### WHAT THIS TASK INVOLVES
Check every line of the data below for the string "score", and copy the ones that hold it.

# Start of DATA ENTRIES

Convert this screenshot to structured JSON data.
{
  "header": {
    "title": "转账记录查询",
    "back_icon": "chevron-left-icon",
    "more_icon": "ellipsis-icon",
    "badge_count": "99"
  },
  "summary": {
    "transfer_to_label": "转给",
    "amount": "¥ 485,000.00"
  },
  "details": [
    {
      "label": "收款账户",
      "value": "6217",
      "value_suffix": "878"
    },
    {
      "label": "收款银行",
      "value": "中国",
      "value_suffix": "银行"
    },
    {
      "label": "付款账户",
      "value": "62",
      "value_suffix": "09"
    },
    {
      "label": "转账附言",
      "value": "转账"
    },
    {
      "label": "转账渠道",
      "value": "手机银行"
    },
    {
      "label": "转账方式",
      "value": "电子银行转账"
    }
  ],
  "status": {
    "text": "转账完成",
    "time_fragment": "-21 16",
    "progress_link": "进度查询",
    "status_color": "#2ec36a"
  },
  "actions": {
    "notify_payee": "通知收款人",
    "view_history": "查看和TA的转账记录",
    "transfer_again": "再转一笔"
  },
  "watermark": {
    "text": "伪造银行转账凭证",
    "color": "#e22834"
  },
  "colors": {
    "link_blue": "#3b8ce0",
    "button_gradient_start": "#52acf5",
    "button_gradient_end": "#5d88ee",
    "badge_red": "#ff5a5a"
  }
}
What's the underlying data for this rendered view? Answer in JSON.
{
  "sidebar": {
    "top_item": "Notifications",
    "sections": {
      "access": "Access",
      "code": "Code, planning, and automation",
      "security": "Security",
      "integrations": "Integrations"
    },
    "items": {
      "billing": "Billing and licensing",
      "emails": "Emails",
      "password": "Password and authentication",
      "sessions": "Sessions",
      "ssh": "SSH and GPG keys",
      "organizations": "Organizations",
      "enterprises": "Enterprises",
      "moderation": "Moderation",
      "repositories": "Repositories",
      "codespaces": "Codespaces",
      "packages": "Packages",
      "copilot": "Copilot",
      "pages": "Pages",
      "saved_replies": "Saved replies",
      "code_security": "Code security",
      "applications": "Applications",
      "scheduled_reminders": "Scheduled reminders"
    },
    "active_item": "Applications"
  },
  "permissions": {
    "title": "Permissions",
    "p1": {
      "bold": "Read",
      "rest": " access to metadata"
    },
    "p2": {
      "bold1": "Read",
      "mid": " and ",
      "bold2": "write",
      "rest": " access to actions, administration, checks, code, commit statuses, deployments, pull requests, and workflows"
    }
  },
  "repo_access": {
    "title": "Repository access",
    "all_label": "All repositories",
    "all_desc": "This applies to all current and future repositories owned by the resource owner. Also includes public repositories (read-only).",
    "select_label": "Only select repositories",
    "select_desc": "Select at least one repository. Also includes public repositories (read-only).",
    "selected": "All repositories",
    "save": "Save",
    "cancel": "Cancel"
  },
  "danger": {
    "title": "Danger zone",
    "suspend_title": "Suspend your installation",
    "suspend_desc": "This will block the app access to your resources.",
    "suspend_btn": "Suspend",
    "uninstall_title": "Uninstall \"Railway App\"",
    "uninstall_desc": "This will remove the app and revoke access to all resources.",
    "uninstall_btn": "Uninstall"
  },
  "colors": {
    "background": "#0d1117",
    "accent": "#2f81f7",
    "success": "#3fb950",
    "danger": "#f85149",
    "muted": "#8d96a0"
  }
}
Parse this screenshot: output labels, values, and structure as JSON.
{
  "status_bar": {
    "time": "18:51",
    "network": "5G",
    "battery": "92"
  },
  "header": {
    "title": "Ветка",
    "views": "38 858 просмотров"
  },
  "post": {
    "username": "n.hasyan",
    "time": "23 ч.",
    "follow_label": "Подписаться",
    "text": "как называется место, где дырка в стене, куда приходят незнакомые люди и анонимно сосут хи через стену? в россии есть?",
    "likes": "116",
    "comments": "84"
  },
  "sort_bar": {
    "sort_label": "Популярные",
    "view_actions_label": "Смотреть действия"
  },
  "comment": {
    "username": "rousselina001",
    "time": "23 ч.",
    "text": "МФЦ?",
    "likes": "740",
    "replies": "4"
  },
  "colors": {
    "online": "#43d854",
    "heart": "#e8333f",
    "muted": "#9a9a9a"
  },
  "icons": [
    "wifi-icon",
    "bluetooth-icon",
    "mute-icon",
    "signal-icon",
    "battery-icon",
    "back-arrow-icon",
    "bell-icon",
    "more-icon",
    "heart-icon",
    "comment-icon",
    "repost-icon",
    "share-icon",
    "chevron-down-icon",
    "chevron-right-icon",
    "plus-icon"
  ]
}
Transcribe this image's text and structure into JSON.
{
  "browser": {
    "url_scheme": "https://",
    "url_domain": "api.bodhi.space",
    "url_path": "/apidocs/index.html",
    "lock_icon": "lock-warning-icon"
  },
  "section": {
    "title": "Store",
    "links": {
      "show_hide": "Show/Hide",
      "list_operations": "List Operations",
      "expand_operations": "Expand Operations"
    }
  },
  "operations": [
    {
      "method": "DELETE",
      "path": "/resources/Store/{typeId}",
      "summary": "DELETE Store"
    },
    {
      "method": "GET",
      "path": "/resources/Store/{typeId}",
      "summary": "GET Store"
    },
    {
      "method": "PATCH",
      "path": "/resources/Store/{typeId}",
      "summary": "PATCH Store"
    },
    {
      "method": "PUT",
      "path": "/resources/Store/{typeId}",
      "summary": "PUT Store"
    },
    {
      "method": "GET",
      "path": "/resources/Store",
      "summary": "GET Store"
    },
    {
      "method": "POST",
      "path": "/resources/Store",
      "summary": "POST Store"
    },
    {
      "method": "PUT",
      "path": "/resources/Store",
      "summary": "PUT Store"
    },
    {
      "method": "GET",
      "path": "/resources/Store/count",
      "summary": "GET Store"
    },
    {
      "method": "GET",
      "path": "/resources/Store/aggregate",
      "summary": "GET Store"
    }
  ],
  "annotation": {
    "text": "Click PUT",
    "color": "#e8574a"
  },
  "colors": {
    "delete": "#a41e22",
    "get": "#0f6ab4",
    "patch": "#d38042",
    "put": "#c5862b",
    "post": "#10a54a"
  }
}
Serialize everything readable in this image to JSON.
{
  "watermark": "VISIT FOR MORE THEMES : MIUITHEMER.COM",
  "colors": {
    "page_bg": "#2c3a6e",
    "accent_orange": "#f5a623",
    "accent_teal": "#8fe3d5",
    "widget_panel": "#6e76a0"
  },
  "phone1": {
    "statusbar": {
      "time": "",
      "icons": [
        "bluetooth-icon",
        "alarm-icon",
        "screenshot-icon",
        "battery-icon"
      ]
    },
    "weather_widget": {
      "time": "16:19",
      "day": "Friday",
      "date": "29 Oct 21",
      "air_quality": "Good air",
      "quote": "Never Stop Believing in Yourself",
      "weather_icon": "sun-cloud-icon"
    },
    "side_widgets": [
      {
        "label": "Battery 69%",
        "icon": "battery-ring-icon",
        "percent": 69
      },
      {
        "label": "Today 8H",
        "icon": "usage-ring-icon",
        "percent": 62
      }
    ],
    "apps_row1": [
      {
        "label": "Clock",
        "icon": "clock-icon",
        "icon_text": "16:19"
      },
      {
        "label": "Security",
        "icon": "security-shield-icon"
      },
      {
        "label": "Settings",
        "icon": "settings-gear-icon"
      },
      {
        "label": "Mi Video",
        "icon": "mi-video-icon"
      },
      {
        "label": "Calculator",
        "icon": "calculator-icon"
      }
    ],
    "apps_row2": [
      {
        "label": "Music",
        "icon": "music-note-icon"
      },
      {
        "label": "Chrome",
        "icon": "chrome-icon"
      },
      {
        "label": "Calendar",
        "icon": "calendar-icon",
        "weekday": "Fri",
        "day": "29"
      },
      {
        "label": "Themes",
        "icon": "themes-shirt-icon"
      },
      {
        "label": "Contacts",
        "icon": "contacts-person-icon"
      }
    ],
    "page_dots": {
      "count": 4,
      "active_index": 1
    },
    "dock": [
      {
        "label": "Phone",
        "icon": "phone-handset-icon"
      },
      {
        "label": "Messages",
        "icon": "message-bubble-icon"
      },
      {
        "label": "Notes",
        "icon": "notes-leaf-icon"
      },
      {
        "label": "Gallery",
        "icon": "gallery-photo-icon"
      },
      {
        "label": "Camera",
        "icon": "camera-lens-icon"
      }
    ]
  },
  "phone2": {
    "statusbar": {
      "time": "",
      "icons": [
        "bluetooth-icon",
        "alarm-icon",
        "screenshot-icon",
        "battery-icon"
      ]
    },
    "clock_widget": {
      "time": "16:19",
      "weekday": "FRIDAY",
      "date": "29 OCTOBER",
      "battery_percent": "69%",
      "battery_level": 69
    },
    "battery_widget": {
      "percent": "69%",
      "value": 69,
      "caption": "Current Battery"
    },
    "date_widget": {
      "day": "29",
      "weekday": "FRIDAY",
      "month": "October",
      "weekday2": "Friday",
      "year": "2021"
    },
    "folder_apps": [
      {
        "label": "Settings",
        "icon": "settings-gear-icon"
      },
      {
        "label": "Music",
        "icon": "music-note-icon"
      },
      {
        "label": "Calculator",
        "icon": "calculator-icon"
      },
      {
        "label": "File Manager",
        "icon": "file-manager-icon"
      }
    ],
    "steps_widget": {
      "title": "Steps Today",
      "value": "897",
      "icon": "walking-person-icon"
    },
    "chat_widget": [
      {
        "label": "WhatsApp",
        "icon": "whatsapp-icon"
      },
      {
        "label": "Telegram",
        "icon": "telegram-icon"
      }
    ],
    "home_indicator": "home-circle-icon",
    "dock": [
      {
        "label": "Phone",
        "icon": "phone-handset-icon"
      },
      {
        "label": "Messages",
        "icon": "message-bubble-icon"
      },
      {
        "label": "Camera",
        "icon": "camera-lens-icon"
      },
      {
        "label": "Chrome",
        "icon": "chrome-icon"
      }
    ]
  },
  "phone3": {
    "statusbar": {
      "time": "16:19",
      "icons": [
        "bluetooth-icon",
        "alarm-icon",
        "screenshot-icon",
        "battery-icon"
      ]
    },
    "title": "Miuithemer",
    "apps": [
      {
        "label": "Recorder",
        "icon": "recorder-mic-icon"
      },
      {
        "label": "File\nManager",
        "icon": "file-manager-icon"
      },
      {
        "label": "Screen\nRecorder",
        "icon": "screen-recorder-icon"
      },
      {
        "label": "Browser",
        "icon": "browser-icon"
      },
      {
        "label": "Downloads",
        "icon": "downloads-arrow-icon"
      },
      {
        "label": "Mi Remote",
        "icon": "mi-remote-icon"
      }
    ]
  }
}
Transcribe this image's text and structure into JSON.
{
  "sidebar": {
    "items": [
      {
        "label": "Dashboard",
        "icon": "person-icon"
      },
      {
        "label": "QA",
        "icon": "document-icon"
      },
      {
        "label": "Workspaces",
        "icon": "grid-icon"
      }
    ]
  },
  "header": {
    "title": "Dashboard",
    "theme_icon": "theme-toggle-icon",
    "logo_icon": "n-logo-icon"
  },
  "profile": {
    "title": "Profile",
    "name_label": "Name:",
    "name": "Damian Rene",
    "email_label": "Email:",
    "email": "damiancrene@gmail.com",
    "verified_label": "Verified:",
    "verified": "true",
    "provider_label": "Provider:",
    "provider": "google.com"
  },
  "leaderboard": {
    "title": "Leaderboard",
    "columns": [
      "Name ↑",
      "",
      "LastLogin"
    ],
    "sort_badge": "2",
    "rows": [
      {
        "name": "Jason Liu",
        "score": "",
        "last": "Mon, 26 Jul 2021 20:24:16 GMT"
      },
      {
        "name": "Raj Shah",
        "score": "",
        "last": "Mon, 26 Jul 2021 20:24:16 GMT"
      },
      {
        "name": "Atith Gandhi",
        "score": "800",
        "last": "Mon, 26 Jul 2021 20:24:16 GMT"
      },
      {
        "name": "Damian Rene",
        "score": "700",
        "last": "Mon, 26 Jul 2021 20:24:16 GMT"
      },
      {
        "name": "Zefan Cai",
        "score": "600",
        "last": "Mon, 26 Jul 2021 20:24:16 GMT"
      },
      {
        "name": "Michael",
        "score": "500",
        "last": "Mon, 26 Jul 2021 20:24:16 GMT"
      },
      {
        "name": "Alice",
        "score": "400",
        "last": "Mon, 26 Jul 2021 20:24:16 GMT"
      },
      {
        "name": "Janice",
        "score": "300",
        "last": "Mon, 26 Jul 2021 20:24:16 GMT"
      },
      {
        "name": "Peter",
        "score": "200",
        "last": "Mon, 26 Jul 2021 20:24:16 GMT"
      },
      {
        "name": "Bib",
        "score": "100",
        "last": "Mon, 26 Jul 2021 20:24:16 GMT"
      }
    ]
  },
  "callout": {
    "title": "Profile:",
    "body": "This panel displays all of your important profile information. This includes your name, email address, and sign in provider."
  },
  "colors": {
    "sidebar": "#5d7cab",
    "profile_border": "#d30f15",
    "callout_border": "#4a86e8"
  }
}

# End of DATA ENTRIES

### TASK ANSWER
        "score": "",
        "score": "",
        "score": "800",
        "score": "700",
        "score": "600",
        "score": "500",
        "score": "400",
        "score": "300",
        "score": "200",
        "score": "100",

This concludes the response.